** start Exercise input **

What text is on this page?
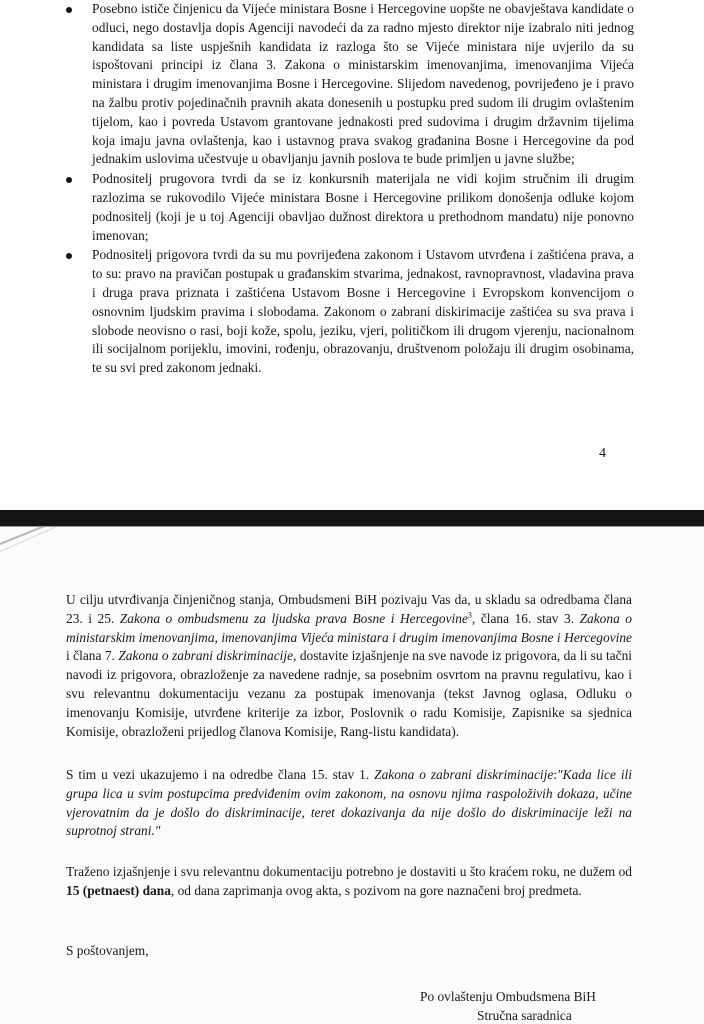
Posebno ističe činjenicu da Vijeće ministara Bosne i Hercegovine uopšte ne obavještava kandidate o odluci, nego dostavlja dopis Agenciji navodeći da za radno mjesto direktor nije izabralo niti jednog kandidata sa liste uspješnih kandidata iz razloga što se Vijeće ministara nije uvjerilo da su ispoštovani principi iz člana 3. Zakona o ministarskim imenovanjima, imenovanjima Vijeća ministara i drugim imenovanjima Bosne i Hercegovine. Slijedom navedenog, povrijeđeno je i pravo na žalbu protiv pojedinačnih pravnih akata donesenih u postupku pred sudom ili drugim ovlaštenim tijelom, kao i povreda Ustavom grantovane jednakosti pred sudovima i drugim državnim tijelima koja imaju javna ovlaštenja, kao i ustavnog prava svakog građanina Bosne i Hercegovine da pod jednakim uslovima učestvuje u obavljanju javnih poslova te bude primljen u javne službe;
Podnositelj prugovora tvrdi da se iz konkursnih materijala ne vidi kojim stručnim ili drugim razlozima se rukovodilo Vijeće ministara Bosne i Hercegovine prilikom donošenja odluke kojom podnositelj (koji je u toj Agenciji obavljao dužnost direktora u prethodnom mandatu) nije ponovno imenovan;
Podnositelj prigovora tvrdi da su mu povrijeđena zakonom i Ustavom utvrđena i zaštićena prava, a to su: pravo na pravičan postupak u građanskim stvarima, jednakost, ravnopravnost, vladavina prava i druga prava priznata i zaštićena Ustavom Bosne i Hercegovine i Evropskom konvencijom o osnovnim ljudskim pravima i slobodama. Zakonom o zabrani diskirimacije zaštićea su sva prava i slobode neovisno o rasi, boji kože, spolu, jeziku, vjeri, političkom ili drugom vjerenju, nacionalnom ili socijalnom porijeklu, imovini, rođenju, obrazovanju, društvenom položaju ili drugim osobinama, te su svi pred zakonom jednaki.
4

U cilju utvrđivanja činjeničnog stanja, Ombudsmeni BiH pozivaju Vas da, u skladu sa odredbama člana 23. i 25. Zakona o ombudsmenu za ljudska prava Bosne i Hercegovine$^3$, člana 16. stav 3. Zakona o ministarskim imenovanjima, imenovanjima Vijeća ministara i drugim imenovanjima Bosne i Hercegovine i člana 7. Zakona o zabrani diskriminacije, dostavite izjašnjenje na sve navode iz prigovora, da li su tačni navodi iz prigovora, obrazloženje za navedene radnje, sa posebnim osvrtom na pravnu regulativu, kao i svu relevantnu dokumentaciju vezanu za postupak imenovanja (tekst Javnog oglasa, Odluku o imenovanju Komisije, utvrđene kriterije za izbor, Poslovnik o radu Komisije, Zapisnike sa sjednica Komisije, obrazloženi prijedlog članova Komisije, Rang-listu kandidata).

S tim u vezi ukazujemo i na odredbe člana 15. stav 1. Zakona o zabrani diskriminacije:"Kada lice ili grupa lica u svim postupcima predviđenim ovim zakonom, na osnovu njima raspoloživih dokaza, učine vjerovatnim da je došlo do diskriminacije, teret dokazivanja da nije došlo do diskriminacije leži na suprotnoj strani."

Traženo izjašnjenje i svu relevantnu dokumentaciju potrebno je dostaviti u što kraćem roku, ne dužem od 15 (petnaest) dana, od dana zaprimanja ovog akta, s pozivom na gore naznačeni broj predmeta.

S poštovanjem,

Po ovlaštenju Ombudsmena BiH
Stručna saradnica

** end Exercise input **

*Problem to work on:* Reproduce all the entries that precede this task, word for word, minus any pictures.

*Output of the exercise:*
What text is on this page?
Posebno ističe činjenicu da Vijeće ministara Bosne i Hercegovine uopšte ne obavještava kandidate o odluci, nego dostavlja dopis Agenciji navodeći da za radno mjesto direktor nije izabralo niti jednog kandidata sa liste uspješnih kandidata iz razloga što se Vijeće ministara nije uvjerilo da su ispoštovani principi iz člana 3. Zakona o ministarskim imenovanjima, imenovanjima Vijeća ministara i drugim imenovanjima Bosne i Hercegovine. Slijedom navedenog, povrijeđeno je i pravo na žalbu protiv pojedinačnih pravnih akata donesenih u postupku pred sudom ili drugim ovlaštenim tijelom, kao i povreda Ustavom grantovane jednakosti pred sudovima i drugim državnim tijelima koja imaju javna ovlaštenja, kao i ustavnog prava svakog građanina Bosne i Hercegovine da pod jednakim uslovima učestvuje u obavljanju javnih poslova te bude primljen u javne službe;
Podnositelj prugovora tvrdi da se iz konkursnih materijala ne vidi kojim stručnim ili drugim razlozima se rukovodilo Vijeće ministara Bosne i Hercegovine prilikom donošenja odluke kojom podnositelj (koji je u toj Agenciji obavljao dužnost direktora u prethodnom mandatu) nije ponovno imenovan;
Podnositelj prigovora tvrdi da su mu povrijeđena zakonom i Ustavom utvrđena i zaštićena prava, a to su: pravo na pravičan postupak u građanskim stvarima, jednakost, ravnopravnost, vladavina prava i druga prava priznata i zaštićena Ustavom Bosne i Hercegovine i Evropskom konvencijom o osnovnim ljudskim pravima i slobodama. Zakonom o zabrani diskirimacije zaštićea su sva prava i slobode neovisno o rasi, boji kože, spolu, jeziku, vjeri, političkom ili drugom vjerenju, nacionalnom ili socijalnom porijeklu, imovini, rođenju, obrazovanju, društvenom položaju ili drugim osobinama, te su svi pred zakonom jednaki.
4

U cilju utvrđivanja činjeničnog stanja, Ombudsmeni BiH pozivaju Vas da, u skladu sa odredbama člana 23. i 25. Zakona o ombudsmenu za ljudska prava Bosne i Hercegovine$^3$, člana 16. stav 3. Zakona o ministarskim imenovanjima, imenovanjima Vijeća ministara i drugim imenovanjima Bosne i Hercegovine i člana 7. Zakona o zabrani diskriminacije, dostavite izjašnjenje na sve navode iz prigovora, da li su tačni navodi iz prigovora, obrazloženje za navedene radnje, sa posebnim osvrtom na pravnu regulativu, kao i svu relevantnu dokumentaciju vezanu za postupak imenovanja (tekst Javnog oglasa, Odluku o imenovanju Komisije, utvrđene kriterije za izbor, Poslovnik o radu Komisije, Zapisnike sa sjednica Komisije, obrazloženi prijedlog članova Komisije, Rang-listu kandidata).

S tim u vezi ukazujemo i na odredbe člana 15. stav 1. Zakona o zabrani diskriminacije:"Kada lice ili grupa lica u svim postupcima predviđenim ovim zakonom, na osnovu njima raspoloživih dokaza, učine vjerovatnim da je došlo do diskriminacije, teret dokazivanja da nije došlo do diskriminacije leži na suprotnoj strani."

Traženo izjašnjenje i svu relevantnu dokumentaciju potrebno je dostaviti u što kraćem roku, ne dužem od 15 (petnaest) dana, od dana zaprimanja ovog akta, s pozivom na gore naznačeni broj predmeta.

S poštovanjem,

Po ovlaštenju Ombudsmena BiH
Stručna saradnica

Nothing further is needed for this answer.